§ Given information:
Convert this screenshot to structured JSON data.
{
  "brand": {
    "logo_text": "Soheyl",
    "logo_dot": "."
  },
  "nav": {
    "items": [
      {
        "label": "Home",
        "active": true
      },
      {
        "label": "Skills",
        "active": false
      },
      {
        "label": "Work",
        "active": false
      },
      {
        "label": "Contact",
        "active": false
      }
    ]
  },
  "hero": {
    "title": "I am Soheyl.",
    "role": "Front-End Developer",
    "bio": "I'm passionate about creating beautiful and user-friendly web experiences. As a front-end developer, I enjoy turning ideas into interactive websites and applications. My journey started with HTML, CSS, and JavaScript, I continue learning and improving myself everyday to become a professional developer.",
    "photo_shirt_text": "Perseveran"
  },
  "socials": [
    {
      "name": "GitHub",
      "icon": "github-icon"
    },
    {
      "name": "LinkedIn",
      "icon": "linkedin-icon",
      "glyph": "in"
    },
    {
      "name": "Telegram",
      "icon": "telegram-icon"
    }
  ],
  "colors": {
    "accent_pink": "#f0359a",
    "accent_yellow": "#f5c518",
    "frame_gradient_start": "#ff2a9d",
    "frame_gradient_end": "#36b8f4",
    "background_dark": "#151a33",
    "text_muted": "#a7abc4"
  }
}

§ Aim: Nothing may be left out: return each entry exactly as it reads.

§ Solution for this task:
Convert this screenshot to structured JSON data.
{
  "brand": {
    "logo_text": "Soheyl",
    "logo_dot": "."
  },
  "nav": {
    "items": [
      {
        "label": "Home",
        "active": true
      },
      {
        "label": "Skills",
        "active": false
      },
      {
        "label": "Work",
        "active": false
      },
      {
        "label": "Contact",
        "active": false
      }
    ]
  },
  "hero": {
    "title": "I am Soheyl.",
    "role": "Front-End Developer",
    "bio": "I'm passionate about creating beautiful and user-friendly web experiences. As a front-end developer, I enjoy turning ideas into interactive websites and applications. My journey started with HTML, CSS, and JavaScript, I continue learning and improving myself everyday to become a professional developer.",
    "photo_shirt_text": "Perseveran"
  },
  "socials": [
    {
      "name": "GitHub",
      "icon": "github-icon"
    },
    {
      "name": "LinkedIn",
      "icon": "linkedin-icon",
      "glyph": "in"
    },
    {
      "name": "Telegram",
      "icon": "telegram-icon"
    }
  ],
  "colors": {
    "accent_pink": "#f0359a",
    "accent_yellow": "#f5c518",
    "frame_gradient_start": "#ff2a9d",
    "frame_gradient_end": "#36b8f4",
    "background_dark": "#151a33",
    "text_muted": "#a7abc4"
  }
}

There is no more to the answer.